Objective: Count how many lines of the material hold "Importance". Respond with that number alone.
++++++
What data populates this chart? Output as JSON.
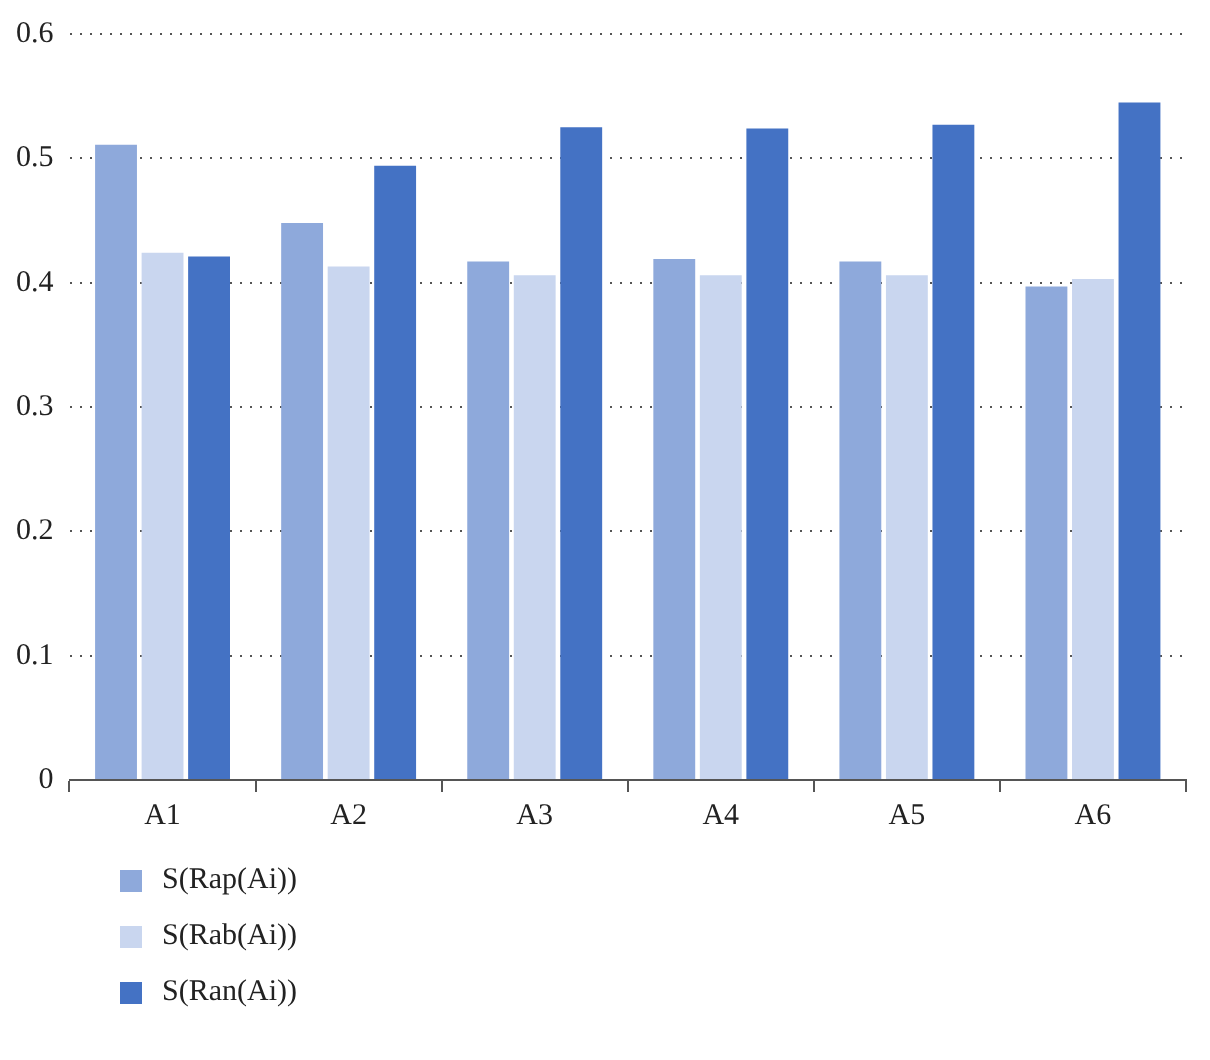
{
  "chart_data": {
    "type": "bar",
    "categories": [
      "A1",
      "A2",
      "A3",
      "A4",
      "A5",
      "A6"
    ],
    "series": [
      {
        "name": "S(Rap(Ai))",
        "color": "#8ea9db",
        "values": [
          0.511,
          0.448,
          0.417,
          0.419,
          0.417,
          0.397
        ]
      },
      {
        "name": "S(Rab(Ai))",
        "color": "#c9d6ef",
        "values": [
          0.424,
          0.413,
          0.406,
          0.406,
          0.406,
          0.403
        ]
      },
      {
        "name": "S(Ran(Ai))",
        "color": "#4472c4",
        "values": [
          0.421,
          0.494,
          0.525,
          0.524,
          0.527,
          0.545
        ]
      }
    ],
    "ylim": [
      0,
      0.6
    ],
    "yticks": [
      0,
      0.1,
      0.2,
      0.3,
      0.4,
      0.5,
      0.6
    ],
    "grid": "y",
    "legend": "bottom left"
  }
}
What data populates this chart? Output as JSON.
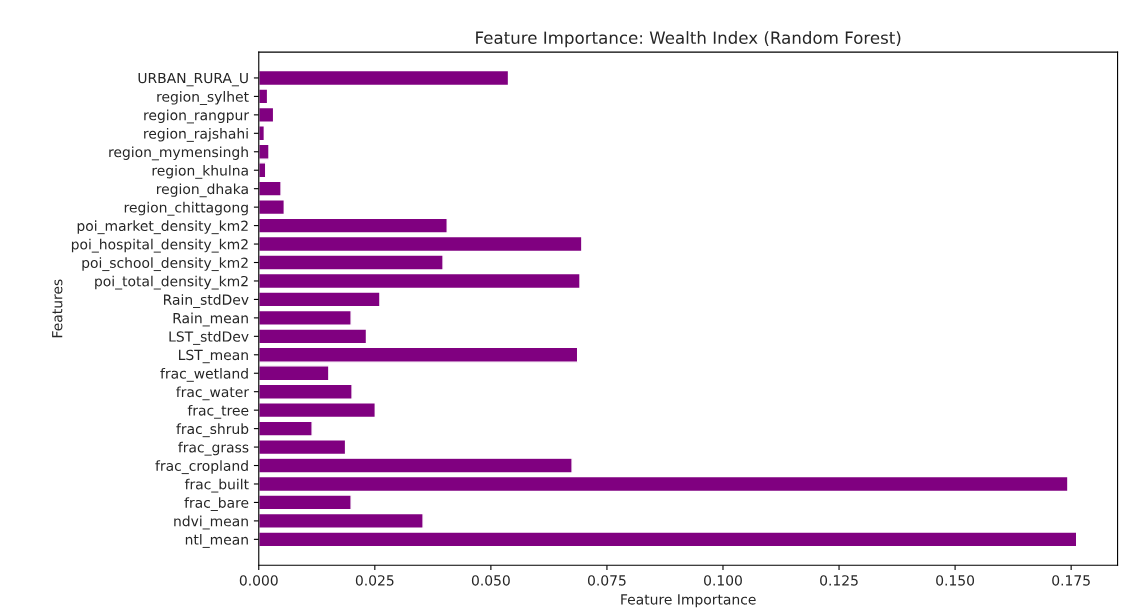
{
  "chart_data": {
    "type": "bar",
    "orientation": "horizontal",
    "title": "Feature Importance: Wealth Index (Random Forest)",
    "xlabel": "Feature Importance",
    "ylabel": "Features",
    "categories": [
      "URBAN_RURA_U",
      "region_sylhet",
      "region_rangpur",
      "region_rajshahi",
      "region_mymensingh",
      "region_khulna",
      "region_dhaka",
      "region_chittagong",
      "poi_market_density_km2",
      "poi_hospital_density_km2",
      "poi_school_density_km2",
      "poi_total_density_km2",
      "Rain_stdDev",
      "Rain_mean",
      "LST_stdDev",
      "LST_mean",
      "frac_wetland",
      "frac_water",
      "frac_tree",
      "frac_shrub",
      "frac_grass",
      "frac_cropland",
      "frac_built",
      "frac_bare",
      "ndvi_mean",
      "ntl_mean"
    ],
    "values": [
      0.0538,
      0.0019,
      0.0032,
      0.0012,
      0.0022,
      0.0015,
      0.0048,
      0.0055,
      0.0406,
      0.0696,
      0.0397,
      0.0692,
      0.0261,
      0.0199,
      0.0232,
      0.0687,
      0.0151,
      0.0201,
      0.0251,
      0.0115,
      0.0187,
      0.0675,
      0.1743,
      0.0199,
      0.0354,
      0.1762
    ],
    "color": "#800080",
    "xlim": [
      0,
      0.185
    ],
    "xticks": [
      {
        "value": 0,
        "label": "0.000"
      },
      {
        "value": 0.025,
        "label": "0.025"
      },
      {
        "value": 0.05,
        "label": "0.050"
      },
      {
        "value": 0.075,
        "label": "0.075"
      },
      {
        "value": 0.1,
        "label": "0.100"
      },
      {
        "value": 0.125,
        "label": "0.125"
      },
      {
        "value": 0.15,
        "label": "0.150"
      },
      {
        "value": 0.175,
        "label": "0.175"
      }
    ],
    "grid": false
  }
}
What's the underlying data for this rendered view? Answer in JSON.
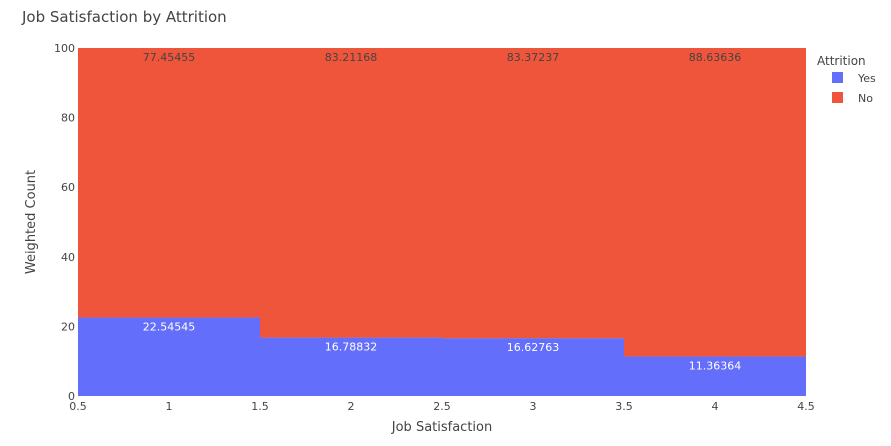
++++++
Exercise output: 2